* [Requirements]: Count the lines of the records below that contain the string "mode", and reply with the number alone.

-- begin Records to process --

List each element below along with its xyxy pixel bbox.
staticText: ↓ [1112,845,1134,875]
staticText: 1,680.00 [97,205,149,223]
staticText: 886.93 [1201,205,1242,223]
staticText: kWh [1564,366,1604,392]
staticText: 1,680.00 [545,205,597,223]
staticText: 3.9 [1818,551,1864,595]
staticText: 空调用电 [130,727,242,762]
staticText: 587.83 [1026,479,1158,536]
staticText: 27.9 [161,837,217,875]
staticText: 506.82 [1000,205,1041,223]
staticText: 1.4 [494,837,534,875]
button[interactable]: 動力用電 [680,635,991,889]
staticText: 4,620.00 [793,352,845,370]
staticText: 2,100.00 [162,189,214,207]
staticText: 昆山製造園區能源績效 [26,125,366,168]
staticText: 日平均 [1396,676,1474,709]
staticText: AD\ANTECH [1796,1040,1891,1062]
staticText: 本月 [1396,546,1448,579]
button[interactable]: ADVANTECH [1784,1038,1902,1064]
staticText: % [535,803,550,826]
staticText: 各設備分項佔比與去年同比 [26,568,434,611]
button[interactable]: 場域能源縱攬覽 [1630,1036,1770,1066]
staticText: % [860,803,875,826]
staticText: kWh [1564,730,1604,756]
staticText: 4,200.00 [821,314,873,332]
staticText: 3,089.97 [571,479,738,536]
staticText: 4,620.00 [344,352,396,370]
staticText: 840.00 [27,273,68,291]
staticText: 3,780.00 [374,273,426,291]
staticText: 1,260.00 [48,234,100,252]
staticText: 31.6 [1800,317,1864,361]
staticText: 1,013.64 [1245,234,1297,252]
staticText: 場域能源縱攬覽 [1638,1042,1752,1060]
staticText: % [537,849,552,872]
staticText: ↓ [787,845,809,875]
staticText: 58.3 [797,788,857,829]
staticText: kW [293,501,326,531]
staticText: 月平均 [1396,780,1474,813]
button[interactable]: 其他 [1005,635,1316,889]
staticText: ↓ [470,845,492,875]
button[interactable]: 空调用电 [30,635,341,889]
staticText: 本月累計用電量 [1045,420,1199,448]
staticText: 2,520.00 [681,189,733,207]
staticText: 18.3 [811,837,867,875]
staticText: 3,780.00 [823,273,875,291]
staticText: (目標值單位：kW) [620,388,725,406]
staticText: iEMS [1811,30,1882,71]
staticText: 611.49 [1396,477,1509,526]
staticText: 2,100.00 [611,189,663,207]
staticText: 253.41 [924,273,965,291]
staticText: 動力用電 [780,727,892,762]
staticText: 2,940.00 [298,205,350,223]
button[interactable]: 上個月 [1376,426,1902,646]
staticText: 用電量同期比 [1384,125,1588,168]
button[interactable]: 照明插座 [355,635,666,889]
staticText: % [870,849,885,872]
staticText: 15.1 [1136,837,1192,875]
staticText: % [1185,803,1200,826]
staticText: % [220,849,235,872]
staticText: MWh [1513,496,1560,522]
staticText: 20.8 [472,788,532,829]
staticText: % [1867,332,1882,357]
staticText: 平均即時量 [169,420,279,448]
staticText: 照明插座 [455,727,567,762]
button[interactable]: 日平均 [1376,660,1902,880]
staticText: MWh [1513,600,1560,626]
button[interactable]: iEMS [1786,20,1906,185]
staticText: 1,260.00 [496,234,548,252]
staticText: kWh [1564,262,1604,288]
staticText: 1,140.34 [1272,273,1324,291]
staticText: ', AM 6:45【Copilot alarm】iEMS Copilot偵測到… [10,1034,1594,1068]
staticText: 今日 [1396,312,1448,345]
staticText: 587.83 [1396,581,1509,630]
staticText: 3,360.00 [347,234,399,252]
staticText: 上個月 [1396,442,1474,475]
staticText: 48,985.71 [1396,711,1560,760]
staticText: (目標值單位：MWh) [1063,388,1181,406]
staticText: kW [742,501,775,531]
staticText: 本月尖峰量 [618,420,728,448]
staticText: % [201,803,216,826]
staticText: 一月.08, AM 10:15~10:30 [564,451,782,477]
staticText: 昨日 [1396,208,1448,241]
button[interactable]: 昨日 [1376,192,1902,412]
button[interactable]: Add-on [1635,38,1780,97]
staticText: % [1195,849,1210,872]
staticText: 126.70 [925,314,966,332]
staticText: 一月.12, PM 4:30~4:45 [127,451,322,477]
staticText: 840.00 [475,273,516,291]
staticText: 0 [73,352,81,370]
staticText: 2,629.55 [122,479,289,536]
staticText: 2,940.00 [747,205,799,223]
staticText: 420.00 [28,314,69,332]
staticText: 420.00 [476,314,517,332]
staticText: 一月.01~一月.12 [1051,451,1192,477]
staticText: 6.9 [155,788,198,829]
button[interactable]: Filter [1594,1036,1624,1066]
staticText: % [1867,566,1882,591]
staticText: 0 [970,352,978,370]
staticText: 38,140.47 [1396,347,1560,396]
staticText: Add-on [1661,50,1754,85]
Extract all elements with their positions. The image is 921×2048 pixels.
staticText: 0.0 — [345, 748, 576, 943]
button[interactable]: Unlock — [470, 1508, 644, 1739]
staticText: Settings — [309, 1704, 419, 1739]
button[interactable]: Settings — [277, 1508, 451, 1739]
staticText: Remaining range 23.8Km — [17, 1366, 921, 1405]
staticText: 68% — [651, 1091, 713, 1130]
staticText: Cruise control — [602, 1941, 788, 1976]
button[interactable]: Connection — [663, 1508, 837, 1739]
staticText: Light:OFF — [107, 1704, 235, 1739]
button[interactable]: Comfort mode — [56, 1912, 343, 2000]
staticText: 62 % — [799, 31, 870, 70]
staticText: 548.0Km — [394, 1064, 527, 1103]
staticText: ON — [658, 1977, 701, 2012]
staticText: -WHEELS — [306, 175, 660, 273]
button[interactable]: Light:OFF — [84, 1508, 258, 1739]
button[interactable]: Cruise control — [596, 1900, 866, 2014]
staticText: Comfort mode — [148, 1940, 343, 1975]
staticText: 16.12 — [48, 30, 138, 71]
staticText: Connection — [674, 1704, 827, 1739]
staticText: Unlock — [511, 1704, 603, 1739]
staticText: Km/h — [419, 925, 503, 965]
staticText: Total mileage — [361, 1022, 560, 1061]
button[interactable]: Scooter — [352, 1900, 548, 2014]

-- end Records to process --

* [Response to this task]: 2